Each line that contains the string "walls" counts once; report how many such lines appear in the data, as a number only.

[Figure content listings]
┄┄┄┄┄┄┄┄┄┄

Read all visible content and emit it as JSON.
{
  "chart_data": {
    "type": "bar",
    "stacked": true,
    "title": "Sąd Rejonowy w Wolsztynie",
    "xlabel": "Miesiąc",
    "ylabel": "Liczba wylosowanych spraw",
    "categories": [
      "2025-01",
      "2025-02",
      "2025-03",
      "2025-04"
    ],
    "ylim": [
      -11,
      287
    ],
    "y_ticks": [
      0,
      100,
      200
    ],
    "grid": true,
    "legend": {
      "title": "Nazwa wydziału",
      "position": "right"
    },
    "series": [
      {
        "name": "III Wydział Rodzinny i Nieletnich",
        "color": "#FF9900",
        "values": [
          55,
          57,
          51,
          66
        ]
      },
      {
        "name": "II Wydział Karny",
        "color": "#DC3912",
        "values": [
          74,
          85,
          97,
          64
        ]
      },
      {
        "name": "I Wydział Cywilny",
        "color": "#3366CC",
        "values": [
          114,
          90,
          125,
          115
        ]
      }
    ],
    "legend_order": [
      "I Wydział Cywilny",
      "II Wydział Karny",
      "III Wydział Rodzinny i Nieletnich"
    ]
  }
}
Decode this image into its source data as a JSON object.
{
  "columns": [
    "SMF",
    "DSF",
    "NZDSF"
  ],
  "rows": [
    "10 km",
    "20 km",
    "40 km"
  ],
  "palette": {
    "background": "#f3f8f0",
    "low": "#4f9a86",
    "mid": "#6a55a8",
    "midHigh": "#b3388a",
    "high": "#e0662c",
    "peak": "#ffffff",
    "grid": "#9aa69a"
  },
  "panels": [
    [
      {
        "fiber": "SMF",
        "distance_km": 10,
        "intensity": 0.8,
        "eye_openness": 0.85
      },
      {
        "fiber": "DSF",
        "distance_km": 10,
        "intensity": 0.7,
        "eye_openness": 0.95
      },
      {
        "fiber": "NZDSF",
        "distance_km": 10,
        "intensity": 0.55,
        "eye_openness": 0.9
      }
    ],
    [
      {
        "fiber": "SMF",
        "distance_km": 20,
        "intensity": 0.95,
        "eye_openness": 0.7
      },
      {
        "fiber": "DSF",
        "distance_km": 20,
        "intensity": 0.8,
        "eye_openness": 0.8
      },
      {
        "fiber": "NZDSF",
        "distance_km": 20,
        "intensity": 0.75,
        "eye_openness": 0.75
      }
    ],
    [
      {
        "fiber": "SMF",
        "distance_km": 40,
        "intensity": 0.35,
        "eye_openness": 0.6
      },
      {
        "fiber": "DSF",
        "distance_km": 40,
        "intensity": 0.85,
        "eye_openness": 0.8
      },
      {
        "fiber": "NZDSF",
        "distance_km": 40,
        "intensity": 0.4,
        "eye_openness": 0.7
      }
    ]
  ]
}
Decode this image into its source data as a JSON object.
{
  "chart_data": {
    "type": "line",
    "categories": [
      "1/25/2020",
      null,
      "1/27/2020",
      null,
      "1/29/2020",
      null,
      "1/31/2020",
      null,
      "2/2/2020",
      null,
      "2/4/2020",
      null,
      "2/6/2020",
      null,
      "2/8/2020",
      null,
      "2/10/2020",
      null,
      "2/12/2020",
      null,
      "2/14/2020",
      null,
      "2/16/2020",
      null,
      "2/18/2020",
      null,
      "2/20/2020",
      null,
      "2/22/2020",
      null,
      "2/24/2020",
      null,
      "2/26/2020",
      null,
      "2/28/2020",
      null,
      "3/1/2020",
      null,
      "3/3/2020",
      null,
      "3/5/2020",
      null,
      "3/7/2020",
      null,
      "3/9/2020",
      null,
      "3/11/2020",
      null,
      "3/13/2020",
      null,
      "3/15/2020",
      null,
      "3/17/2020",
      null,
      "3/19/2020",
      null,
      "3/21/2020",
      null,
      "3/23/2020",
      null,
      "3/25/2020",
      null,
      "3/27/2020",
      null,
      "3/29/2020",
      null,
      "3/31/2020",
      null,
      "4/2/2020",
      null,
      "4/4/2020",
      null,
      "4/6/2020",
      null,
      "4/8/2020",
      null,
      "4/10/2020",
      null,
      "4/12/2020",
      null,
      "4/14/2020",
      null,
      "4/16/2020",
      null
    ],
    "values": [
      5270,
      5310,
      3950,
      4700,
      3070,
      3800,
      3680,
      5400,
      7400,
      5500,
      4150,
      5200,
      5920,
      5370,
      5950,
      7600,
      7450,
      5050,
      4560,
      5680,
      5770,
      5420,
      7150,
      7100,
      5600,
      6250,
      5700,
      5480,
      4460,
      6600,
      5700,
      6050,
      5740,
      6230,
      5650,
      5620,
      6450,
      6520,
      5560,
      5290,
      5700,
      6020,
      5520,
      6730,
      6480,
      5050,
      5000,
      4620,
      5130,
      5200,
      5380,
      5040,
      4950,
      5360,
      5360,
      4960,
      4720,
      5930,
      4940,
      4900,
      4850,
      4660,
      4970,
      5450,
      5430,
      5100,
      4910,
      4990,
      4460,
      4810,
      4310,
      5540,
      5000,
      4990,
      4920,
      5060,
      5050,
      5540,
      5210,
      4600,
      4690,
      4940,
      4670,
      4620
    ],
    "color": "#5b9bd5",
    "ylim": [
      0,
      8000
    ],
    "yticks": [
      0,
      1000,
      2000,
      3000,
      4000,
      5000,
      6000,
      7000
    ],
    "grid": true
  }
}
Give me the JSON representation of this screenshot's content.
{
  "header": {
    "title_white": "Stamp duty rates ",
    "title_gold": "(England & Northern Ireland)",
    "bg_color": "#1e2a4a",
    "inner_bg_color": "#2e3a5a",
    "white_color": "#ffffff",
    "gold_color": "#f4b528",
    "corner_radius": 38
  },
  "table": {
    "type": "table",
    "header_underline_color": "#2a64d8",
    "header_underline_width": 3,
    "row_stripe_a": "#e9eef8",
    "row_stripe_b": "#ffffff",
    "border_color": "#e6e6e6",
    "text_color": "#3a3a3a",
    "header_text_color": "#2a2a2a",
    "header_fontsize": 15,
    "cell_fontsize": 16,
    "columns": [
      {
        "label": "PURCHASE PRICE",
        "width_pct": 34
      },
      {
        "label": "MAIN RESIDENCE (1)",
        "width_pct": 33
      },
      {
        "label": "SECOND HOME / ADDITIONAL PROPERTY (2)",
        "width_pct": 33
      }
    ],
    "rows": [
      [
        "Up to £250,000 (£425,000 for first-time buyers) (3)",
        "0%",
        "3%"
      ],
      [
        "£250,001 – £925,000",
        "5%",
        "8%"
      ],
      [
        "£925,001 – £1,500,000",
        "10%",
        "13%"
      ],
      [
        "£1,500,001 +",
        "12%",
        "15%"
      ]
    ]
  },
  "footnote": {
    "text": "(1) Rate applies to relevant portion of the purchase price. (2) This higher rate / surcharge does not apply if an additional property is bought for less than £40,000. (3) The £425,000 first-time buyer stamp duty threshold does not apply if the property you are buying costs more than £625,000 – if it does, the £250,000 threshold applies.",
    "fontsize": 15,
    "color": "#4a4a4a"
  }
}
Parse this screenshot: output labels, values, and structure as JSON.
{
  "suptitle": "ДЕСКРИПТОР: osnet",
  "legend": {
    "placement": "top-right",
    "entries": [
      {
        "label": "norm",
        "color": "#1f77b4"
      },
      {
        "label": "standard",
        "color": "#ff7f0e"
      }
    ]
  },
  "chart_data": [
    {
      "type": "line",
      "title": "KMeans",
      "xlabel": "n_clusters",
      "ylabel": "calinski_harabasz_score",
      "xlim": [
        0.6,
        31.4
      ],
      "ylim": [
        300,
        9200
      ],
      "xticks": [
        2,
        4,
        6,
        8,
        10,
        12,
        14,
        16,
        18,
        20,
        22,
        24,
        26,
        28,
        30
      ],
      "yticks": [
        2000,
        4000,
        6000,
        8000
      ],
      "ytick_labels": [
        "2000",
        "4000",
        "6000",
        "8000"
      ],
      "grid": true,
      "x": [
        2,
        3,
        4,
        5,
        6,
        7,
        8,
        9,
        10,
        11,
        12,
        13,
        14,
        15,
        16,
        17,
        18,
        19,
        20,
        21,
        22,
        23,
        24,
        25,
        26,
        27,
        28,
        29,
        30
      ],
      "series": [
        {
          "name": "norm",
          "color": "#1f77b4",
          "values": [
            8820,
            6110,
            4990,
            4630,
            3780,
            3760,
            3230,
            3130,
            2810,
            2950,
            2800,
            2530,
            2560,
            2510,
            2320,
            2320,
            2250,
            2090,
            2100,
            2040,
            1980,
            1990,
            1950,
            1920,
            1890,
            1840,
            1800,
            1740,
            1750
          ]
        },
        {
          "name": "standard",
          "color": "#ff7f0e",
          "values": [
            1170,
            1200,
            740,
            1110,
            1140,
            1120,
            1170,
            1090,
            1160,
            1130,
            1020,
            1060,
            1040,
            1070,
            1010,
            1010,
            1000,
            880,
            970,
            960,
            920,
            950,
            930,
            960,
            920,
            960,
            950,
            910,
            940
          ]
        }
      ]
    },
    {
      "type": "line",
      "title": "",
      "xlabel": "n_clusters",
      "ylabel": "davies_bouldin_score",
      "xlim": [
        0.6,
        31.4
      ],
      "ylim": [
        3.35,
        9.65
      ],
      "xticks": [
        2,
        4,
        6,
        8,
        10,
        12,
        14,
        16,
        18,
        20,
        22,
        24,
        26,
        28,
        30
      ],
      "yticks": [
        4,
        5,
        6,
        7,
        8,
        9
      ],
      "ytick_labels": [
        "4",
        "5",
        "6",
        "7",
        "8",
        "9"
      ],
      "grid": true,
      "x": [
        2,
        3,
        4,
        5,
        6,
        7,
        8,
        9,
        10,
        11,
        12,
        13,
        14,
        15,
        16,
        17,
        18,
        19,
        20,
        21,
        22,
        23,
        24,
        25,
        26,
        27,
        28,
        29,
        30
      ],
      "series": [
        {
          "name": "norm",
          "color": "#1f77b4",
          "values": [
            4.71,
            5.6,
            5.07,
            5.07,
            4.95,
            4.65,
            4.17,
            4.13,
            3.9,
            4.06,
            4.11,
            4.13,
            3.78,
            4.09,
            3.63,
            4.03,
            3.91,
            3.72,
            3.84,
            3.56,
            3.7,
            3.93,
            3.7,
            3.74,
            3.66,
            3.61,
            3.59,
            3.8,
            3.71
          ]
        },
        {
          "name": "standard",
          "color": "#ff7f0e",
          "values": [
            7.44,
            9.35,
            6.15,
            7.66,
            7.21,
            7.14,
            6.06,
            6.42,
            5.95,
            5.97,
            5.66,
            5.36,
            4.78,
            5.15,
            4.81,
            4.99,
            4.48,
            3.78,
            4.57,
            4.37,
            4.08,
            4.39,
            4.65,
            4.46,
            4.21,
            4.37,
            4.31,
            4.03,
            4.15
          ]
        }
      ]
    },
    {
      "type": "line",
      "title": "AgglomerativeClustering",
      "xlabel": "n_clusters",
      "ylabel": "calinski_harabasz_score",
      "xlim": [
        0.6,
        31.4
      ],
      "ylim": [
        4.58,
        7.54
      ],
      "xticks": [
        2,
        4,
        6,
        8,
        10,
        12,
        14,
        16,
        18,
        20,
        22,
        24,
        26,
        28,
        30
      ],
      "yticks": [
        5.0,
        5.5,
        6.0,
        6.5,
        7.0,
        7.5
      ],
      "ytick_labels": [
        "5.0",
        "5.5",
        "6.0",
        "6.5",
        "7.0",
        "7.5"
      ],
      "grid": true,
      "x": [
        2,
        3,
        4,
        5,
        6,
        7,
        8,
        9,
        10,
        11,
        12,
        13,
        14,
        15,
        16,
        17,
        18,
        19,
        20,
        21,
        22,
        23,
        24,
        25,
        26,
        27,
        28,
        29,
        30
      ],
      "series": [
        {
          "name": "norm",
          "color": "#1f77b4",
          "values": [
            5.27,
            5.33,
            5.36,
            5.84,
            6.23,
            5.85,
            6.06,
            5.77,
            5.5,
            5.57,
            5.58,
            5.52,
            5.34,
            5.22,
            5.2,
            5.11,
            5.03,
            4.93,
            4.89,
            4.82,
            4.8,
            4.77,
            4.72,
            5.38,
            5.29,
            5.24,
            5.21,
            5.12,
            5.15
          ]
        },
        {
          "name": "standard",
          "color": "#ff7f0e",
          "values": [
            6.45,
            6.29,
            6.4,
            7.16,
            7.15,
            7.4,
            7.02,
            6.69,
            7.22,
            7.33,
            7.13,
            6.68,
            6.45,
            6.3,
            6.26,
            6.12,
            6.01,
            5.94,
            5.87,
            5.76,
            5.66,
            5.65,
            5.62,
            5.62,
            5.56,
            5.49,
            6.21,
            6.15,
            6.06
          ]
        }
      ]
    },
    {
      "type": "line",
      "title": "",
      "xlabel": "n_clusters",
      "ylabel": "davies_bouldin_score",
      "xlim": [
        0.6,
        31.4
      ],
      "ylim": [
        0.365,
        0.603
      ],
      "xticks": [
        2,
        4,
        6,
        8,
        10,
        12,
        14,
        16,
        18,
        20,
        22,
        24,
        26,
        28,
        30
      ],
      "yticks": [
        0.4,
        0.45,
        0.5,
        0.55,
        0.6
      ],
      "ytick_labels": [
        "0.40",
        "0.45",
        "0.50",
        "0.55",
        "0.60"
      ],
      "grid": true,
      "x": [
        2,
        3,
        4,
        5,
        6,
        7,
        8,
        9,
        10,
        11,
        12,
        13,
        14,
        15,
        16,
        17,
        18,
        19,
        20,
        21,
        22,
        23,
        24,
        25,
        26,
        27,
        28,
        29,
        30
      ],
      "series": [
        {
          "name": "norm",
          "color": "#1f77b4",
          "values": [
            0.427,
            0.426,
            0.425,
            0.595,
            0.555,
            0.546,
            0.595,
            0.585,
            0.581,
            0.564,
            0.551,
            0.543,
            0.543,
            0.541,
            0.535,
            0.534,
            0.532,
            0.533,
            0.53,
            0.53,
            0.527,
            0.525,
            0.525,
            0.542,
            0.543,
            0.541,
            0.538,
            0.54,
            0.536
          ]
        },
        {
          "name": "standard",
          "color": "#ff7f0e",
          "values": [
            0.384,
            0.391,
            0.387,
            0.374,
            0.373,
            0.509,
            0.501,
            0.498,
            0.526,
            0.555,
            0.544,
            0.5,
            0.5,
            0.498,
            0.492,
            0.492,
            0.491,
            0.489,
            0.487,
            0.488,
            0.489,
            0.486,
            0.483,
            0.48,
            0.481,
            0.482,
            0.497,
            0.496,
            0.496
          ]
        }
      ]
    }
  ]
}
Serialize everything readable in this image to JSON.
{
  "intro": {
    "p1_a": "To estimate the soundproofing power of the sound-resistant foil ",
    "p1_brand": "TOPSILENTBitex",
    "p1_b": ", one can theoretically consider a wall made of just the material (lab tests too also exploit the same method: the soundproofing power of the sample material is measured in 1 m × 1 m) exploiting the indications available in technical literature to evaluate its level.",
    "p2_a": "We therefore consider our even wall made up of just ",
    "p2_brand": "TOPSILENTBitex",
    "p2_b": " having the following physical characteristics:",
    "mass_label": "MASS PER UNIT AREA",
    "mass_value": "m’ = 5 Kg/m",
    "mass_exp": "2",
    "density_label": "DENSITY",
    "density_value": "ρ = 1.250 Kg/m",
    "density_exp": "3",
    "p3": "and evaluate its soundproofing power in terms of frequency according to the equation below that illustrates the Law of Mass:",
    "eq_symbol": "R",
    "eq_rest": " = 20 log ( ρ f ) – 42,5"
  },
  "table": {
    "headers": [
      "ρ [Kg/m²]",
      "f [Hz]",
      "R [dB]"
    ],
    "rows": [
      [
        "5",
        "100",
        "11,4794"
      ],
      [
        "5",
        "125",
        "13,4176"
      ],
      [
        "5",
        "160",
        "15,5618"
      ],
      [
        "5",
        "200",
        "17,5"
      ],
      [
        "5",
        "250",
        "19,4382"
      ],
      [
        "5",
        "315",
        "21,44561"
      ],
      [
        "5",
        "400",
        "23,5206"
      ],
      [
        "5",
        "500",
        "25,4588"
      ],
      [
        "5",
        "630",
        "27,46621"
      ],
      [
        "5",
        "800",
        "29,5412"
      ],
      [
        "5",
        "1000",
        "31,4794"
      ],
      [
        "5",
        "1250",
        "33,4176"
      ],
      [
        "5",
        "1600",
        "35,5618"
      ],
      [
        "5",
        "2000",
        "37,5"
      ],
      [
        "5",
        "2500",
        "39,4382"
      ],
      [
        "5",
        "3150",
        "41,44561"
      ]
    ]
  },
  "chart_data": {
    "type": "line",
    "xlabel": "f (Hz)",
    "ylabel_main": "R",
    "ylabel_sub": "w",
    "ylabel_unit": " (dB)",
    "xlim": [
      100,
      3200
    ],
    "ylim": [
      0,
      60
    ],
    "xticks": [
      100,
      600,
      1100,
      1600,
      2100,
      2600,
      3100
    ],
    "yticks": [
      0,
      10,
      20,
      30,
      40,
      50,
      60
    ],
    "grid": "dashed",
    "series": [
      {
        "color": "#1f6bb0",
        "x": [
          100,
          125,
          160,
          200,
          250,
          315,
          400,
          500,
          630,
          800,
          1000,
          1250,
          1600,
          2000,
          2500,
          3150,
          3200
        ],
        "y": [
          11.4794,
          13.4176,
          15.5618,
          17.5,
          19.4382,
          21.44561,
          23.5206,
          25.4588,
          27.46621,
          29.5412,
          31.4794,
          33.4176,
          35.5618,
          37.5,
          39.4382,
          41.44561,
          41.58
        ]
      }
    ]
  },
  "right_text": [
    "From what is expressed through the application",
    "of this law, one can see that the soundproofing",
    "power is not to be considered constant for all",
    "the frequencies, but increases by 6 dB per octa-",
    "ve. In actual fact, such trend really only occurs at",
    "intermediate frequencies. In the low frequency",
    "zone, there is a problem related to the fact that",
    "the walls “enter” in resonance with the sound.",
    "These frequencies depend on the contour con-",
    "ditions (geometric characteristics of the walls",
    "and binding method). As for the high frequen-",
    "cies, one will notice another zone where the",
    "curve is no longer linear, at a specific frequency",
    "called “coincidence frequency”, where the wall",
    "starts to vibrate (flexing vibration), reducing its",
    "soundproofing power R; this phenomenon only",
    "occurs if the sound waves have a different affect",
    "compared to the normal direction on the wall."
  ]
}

┄┄┄┄┄┄┄┄┄┄

*The solution*
2